### What the exercise asks:
Copy the stretch of the listing from the line containing "- bar: [584, 552, 674, 568]" through the line containing "- bar: [584, 216, 796, 232]", substituting "column" for "bar" and leaving everything else unchanged. Give only those lines.

### Listed records:
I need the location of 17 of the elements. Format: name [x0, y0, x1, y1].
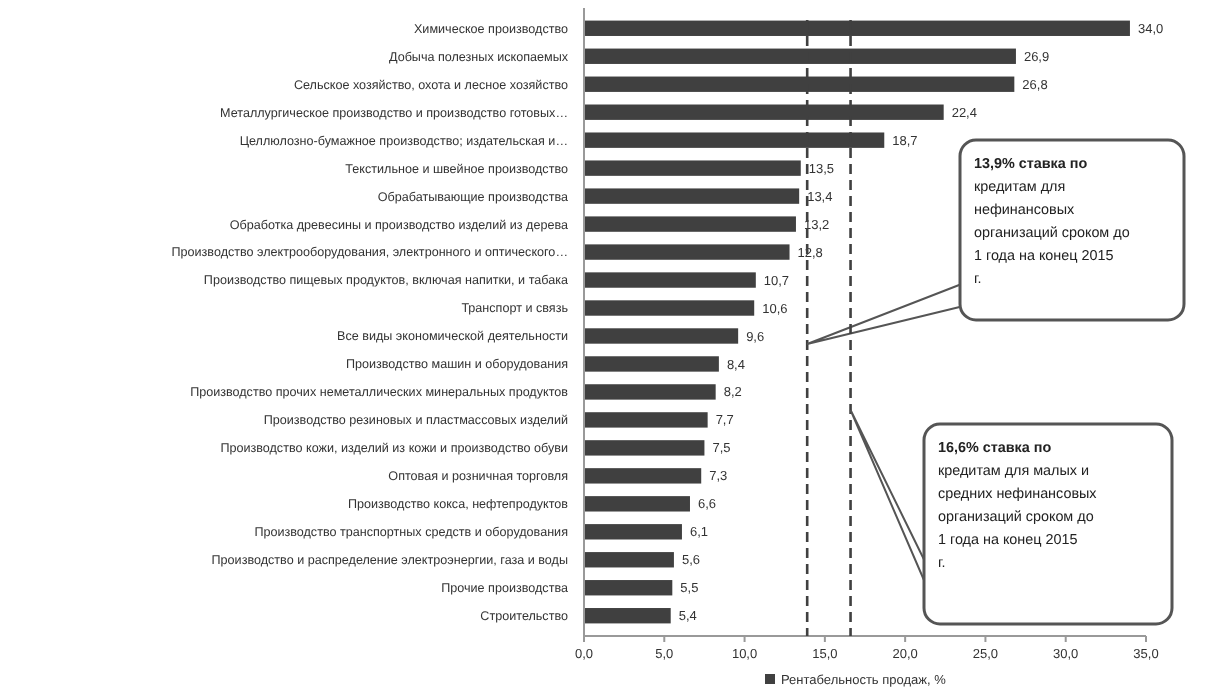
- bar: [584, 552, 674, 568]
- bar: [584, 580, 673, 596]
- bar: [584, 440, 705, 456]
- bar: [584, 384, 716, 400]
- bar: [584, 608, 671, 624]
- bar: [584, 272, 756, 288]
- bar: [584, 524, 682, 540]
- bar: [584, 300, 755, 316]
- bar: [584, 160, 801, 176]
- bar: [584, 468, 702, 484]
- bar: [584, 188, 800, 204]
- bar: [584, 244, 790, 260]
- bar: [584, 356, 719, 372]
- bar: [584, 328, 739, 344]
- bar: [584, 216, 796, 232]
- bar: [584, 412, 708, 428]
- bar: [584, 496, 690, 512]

### Response:
- column: [584, 552, 674, 568]
- column: [584, 580, 673, 596]
- column: [584, 440, 705, 456]
- column: [584, 384, 716, 400]
- column: [584, 608, 671, 624]
- column: [584, 272, 756, 288]
- column: [584, 524, 682, 540]
- column: [584, 300, 755, 316]
- column: [584, 160, 801, 176]
- column: [584, 468, 702, 484]
- column: [584, 188, 800, 204]
- column: [584, 244, 790, 260]
- column: [584, 356, 719, 372]
- column: [584, 328, 739, 344]
- column: [584, 216, 796, 232]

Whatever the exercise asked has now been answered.